▶ **PAGE**
----

Independent Chemical Corporation offers a wide range of surfactants for a variety of applications.  Surfactants, or surface-active agents, are a primary component of cleaning detergents and are found in many of the products we use in our daily lives.

Surfactants act to reduce tension at the surface or interface between two different phases or substances.  By stirring up activity on the surface, they help to trap dirt and remove it.  They are able to act in this way because they contain both a hydrophilic (water loving) group, such as an acid anion, and a hydrophobic (water hating) group, such as an alkyl chain. Molecules of water tend to congregate near the former and molecules of the water-insoluble material congregate near the latter.  Surfactants can also act as a medium between oil and water, making them ideal as detergents, dispersants, emulsifiers, and biocides. 

When there is a sufficient concentration of surfactant molecules in a solution, these molecules combine together to form structures called micelles.  As micelles form, the surfactant heads position themselves so that they are exposed to water, while the tails are positioned in the center of the structure where they are protected from water.  The micelles work as a unit to remove soils and debris.  The hydrophobic tails are attracted to soils and surround them, while the hydrophilic heads pull the now surrounded soils off of the surface and into the solution.  The micelles then reform with the tails suspending the soil in the center of the structure.

----

▶ **STATED TASK A**
In Block 1, restate word for word the rows that begin with the line containing "text: 129,4 [42,818,115,844]" and end with the line containing "text: 68,4 [1632,818,1689,844]".
The surfactant passage and the rows that follow have no connection to each other.

----

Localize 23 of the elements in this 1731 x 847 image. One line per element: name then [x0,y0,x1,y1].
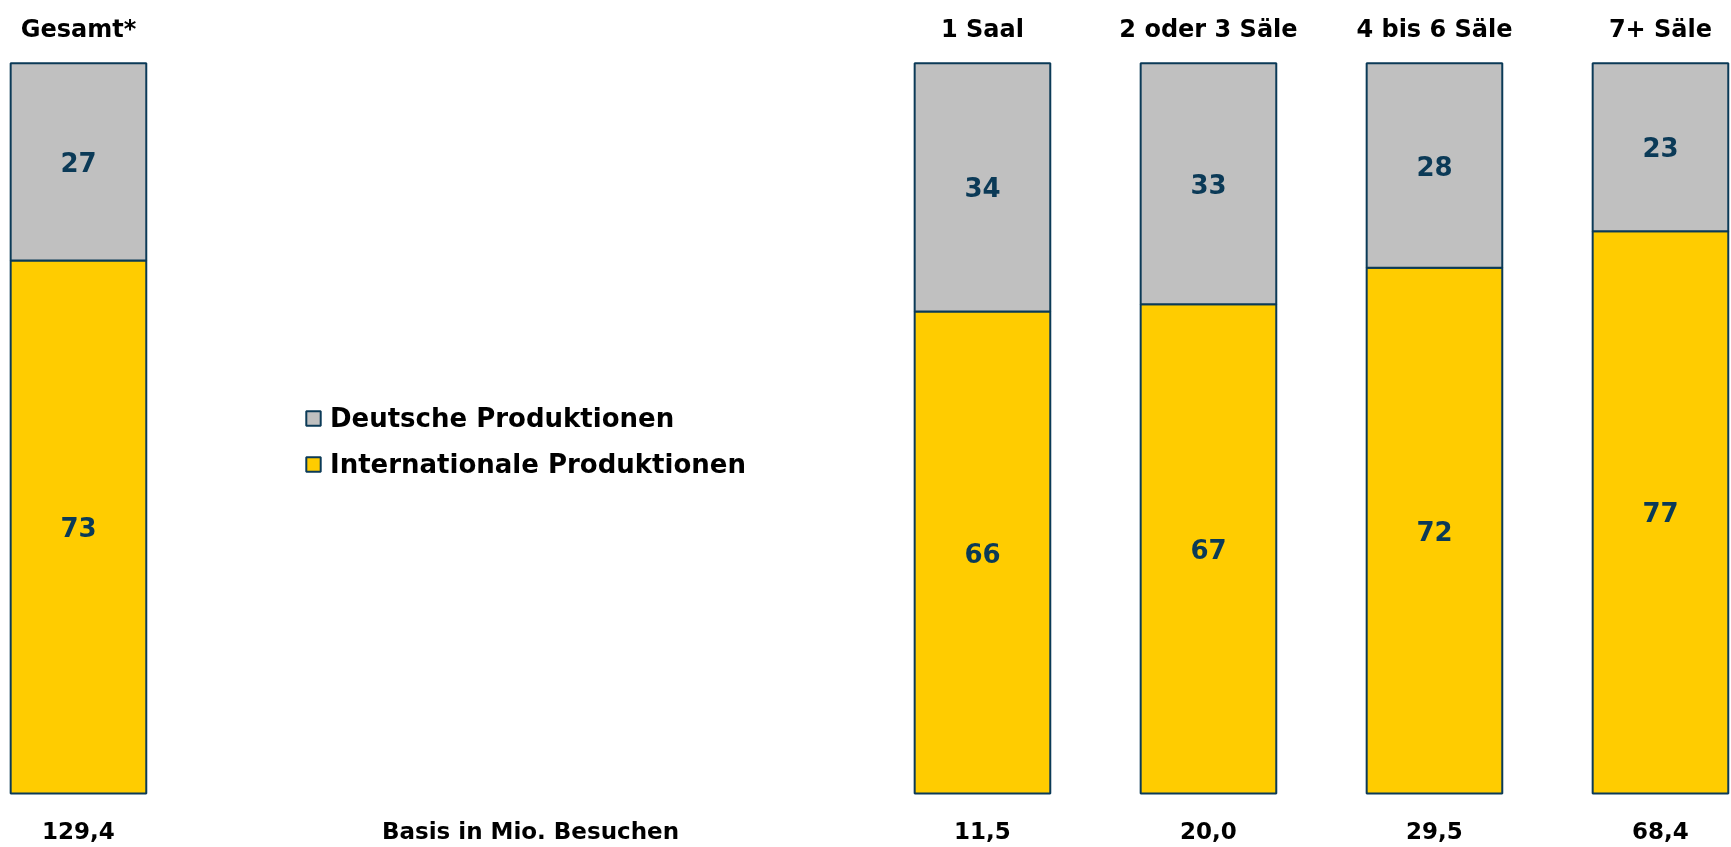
text: 129,4 [42,818,115,844]
text: 11,5 [954,818,1011,844]
text: Basis in Mio. Besuchen [381,817,680,844]
x-tick-label: 1 Saal [940,14,1024,43]
legend-label: Deutsche Produktionen [329,402,675,433]
x-tick-label: 4 bis 6 Säle [1356,14,1513,43]
data-label: 72 [1416,516,1453,547]
text: 20,0 [1180,818,1237,844]
data-label: 77 [1642,498,1679,529]
data-label: 23 [1642,133,1679,164]
data-label: 28 [1416,151,1453,182]
legend-label: Internationale Produktionen [329,448,746,479]
x-tick-label: Gesamt* [20,14,137,43]
text: 29,5 [1406,818,1463,844]
data-label: 67 [1190,534,1227,565]
data-label: 66 [964,538,1001,569]
data-label: 33 [1190,169,1227,200]
data-label: 34 [964,173,1001,204]
data-label: 27 [60,147,97,178]
text: 68,4 [1632,818,1689,844]
x-tick-label: 7+ Säle [1608,14,1713,43]
x-tick-label: 2 oder 3 Säle [1119,14,1298,43]
data-label: 73 [60,512,97,543]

----

▶ **STATED TASK B**
From the passage on surfactants, quote the part that begins with the words containing "Independent Chemical Corporation" and ends with "our daily lives.".

▶ **WORKED SOLUTION A**
text: 129,4 [42,818,115,844]
text: 11,5 [954,818,1011,844]
text: Basis in Mio. Besuchen [381,817,680,844]
x-tick-label: 1 Saal [940,14,1024,43]
legend-label: Deutsche Produktionen [329,402,675,433]
x-tick-label: 4 bis 6 Säle [1356,14,1513,43]
data-label: 72 [1416,516,1453,547]
text: 20,0 [1180,818,1237,844]
data-label: 77 [1642,498,1679,529]
data-label: 23 [1642,133,1679,164]
data-label: 28 [1416,151,1453,182]
legend-label: Internationale Produktionen [329,448,746,479]
x-tick-label: Gesamt* [20,14,137,43]
text: 29,5 [1406,818,1463,844]
data-label: 67 [1190,534,1227,565]
data-label: 66 [964,538,1001,569]
data-label: 33 [1190,169,1227,200]
data-label: 34 [964,173,1001,204]
data-label: 27 [60,147,97,178]
text: 68,4 [1632,818,1689,844]

▶ **WORKED SOLUTION B**
Independent Chemical Corporation offers a wide range of surfactants for a variety of applications.  Surfactants, or surface-active agents, are a primary component of cleaning detergents and are found in many of the products we use in our daily lives.